LISTED RECORDS:
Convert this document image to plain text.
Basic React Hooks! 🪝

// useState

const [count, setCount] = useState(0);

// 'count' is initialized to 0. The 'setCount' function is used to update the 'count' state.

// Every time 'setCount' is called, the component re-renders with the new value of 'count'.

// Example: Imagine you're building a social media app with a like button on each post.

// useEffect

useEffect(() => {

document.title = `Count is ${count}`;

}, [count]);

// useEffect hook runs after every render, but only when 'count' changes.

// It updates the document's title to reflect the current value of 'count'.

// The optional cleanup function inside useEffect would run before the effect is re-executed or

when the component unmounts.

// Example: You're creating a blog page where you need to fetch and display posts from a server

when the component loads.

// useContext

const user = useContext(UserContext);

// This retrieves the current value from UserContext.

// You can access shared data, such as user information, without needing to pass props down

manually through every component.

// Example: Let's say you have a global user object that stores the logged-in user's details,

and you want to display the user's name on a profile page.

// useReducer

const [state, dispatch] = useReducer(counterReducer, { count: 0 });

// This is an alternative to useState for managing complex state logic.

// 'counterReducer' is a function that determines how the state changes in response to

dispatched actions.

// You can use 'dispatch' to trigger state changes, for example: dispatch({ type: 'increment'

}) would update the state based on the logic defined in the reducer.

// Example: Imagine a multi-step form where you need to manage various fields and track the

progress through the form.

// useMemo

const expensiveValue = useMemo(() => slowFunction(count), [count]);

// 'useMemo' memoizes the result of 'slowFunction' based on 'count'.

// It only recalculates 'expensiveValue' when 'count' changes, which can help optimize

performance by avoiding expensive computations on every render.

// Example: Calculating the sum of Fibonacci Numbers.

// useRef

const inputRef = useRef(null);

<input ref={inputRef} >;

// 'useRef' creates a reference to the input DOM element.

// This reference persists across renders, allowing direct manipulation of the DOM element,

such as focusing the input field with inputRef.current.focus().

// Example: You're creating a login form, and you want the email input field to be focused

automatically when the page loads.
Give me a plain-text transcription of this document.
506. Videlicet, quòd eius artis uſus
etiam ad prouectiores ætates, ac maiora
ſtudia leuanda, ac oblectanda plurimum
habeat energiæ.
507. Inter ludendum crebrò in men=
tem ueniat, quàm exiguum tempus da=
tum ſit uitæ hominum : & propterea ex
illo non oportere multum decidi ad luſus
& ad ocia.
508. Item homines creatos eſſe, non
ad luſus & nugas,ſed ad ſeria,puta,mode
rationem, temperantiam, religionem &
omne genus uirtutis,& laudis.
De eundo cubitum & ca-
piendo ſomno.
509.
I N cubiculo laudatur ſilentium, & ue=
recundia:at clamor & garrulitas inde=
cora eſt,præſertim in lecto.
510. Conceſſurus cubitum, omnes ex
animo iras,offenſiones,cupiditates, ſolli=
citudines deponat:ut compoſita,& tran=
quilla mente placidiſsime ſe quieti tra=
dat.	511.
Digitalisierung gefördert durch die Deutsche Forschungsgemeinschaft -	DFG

WHAT THE TASK ASKS: Look through the material above and work out how many of its lines contain "from". State the number only.

EXERCISE OUTPUT: 2